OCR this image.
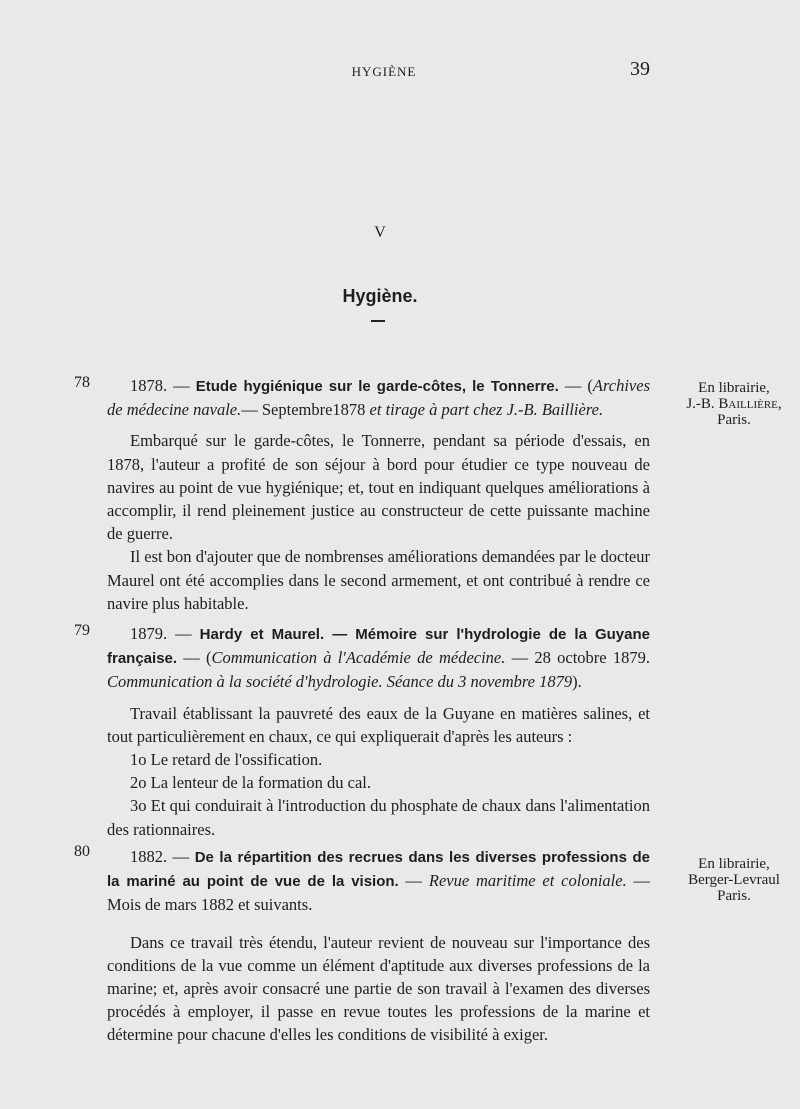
HYGIÈNE	39
V
Hygiène.
78	1878. — Etude hygiénique sur le garde-côtes, le Tonnerre. — (Archives de médecine navale.— Septembre1878 et tirage à part chez J.-B. Baillière.

Embarqué sur le garde-côtes, le Tonnerre, pendant sa période d'essais, en 1878, l'auteur a profité de son séjour à bord pour étudier ce type nouveau de navires au point de vue hygiénique; et, tout en indiquant quelques améliorations à accomplir, il rend pleinement justice au constructeur de cette puissante machine de guerre.

Il est bon d'ajouter que de nombrenses améliorations demandées par le docteur Maurel ont été accomplies dans le second armement, et ont contribué à rendre ce navire plus habitable.

En librairie,
J.-B. Baillière,
Paris.
79	1879. — Hardy et Maurel. — Mémoire sur l'hydrologie de la Guyane française. — (Communication à l'Académie de médecine. — 28 octobre 1879. Communication à la société d'hydrologie. Séance du 3 novembre 1879).

Travail établissant la pauvreté des eaux de la Guyane en matières salines, et tout particulièrement en chaux, ce qui expliquerait d'après les auteurs :

1o Le retard de l'ossification.
2o La lenteur de la formation du cal.

3o Et qui conduirait à l'introduction du phosphate de chaux dans l'alimentation des rationnaires.

80	1882. — De la répartition des recrues dans les diverses professions de la mariné au point de vue de la vision. — Revue maritime et coloniale. — Mois de mars 1882 et suivants.

Dans ce travail très étendu, l'auteur revient de nouveau sur l'importance des conditions de la vue comme un élément d'aptitude aux diverses professions de la marine; et, après avoir consacré une partie de son travail à l'examen des diverses procédés à employer, il passe en revue toutes les professions de la marine et détermine pour chacune d'elles les conditions de visibilité à exiger.

En librairie,
Berger-Levraul
Paris.
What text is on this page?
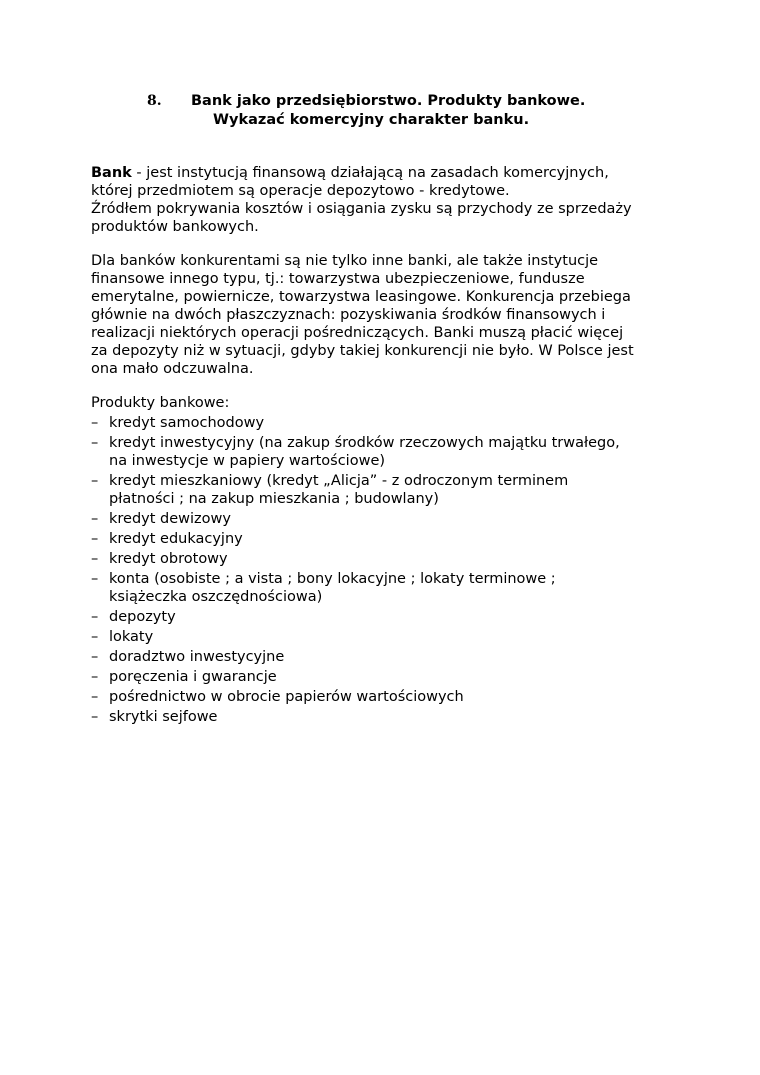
8. Bank jako przedsiębiorstwo. Produkty bankowe.
Wykazać komercyjny charakter banku.

Bank - jest instytucją finansową działającą na zasadach komercyjnych,

której przedmiotem są operacje depozytowo - kredytowe.

Źródłem pokrywania kosztów i osiągania zysku są przychody ze sprzedaży

produktów bankowych.

Dla banków konkurentami są nie tylko inne banki, ale także instytucje

finansowe innego typu, tj.: towarzystwa ubezpieczeniowe, fundusze

emerytalne, powiernicze, towarzystwa leasingowe. Konkurencja przebiega

głównie na dwóch płaszczyznach: pozyskiwania środków finansowych i

realizacji niektórych operacji pośredniczących. Banki muszą płacić więcej

za depozyty niż w sytuacji, gdyby takiej konkurencji nie było. W Polsce jest

ona mało odczuwalna.

Produkty bankowe:

– kredyt samochodowy
– kredyt inwestycyjny (na zakup środków rzeczowych majątku trwałego,
na inwestycje w papiery wartościowe)
– kredyt mieszkaniowy (kredyt „Alicja” - z odroczonym terminem
płatności ; na zakup mieszkania ; budowlany)
– kredyt dewizowy
– kredyt edukacyjny
– kredyt obrotowy
– konta (osobiste ; a vista ; bony lokacyjne ; lokaty terminowe ;
książeczka oszczędnościowa)
– depozyty
– lokaty
– doradztwo inwestycyjne
– poręczenia i gwarancje
– pośrednictwo w obrocie papierów wartościowych
– skrytki sejfowe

» Task goal
Print out the whole of the material word for word, without pictures.

» Solution to the problem
OCR this image.
HYGIÈNE	39
V
Hygiène.
78	1878. — Etude hygiénique sur le garde-côtes, le Tonnerre. — (Archives de médecine navale.— Septembre1878 et tirage à part chez J.-B. Baillière.

Embarqué sur le garde-côtes, le Tonnerre, pendant sa période d'essais, en 1878, l'auteur a profité de son séjour à bord pour étudier ce type nouveau de navires au point de vue hygiénique; et, tout en indiquant quelques améliorations à accomplir, il rend pleinement justice au constructeur de cette puissante machine de guerre.

Il est bon d'ajouter que de nombrenses améliorations demandées par le docteur Maurel ont été accomplies dans le second armement, et ont contribué à rendre ce navire plus habitable.

En librairie,
J.-B. Baillière,
Paris.
79	1879. — Hardy et Maurel. — Mémoire sur l'hydrologie de la Guyane française. — (Communication à l'Académie de médecine. — 28 octobre 1879. Communication à la société d'hydrologie. Séance du 3 novembre 1879).

Travail établissant la pauvreté des eaux de la Guyane en matières salines, et tout particulièrement en chaux, ce qui expliquerait d'après les auteurs :

1o Le retard de l'ossification.
2o La lenteur de la formation du cal.

3o Et qui conduirait à l'introduction du phosphate de chaux dans l'alimentation des rationnaires.

80	1882. — De la répartition des recrues dans les diverses professions de la mariné au point de vue de la vision. — Revue maritime et coloniale. — Mois de mars 1882 et suivants.

Dans ce travail très étendu, l'auteur revient de nouveau sur l'importance des conditions de la vue comme un élément d'aptitude aux diverses professions de la marine; et, après avoir consacré une partie de son travail à l'examen des diverses procédés à employer, il passe en revue toutes les professions de la marine et détermine pour chacune d'elles les conditions de visibilité à exiger.

En librairie,
Berger-Levraul
Paris.
What text is on this page?
8. Bank jako przedsiębiorstwo. Produkty bankowe.
Wykazać komercyjny charakter banku.

Bank - jest instytucją finansową działającą na zasadach komercyjnych,

której przedmiotem są operacje depozytowo - kredytowe.

Źródłem pokrywania kosztów i osiągania zysku są przychody ze sprzedaży

produktów bankowych.

Dla banków konkurentami są nie tylko inne banki, ale także instytucje

finansowe innego typu, tj.: towarzystwa ubezpieczeniowe, fundusze

emerytalne, powiernicze, towarzystwa leasingowe. Konkurencja przebiega

głównie na dwóch płaszczyznach: pozyskiwania środków finansowych i

realizacji niektórych operacji pośredniczących. Banki muszą płacić więcej

za depozyty niż w sytuacji, gdyby takiej konkurencji nie było. W Polsce jest

ona mało odczuwalna.

Produkty bankowe:

– kredyt samochodowy
– kredyt inwestycyjny (na zakup środków rzeczowych majątku trwałego,
na inwestycje w papiery wartościowe)
– kredyt mieszkaniowy (kredyt „Alicja” - z odroczonym terminem
płatności ; na zakup mieszkania ; budowlany)
– kredyt dewizowy
– kredyt edukacyjny
– kredyt obrotowy
– konta (osobiste ; a vista ; bony lokacyjne ; lokaty terminowe ;
książeczka oszczędnościowa)
– depozyty
– lokaty
– doradztwo inwestycyjne
– poręczenia i gwarancje
– pośrednictwo w obrocie papierów wartościowych
– skrytki sejfowe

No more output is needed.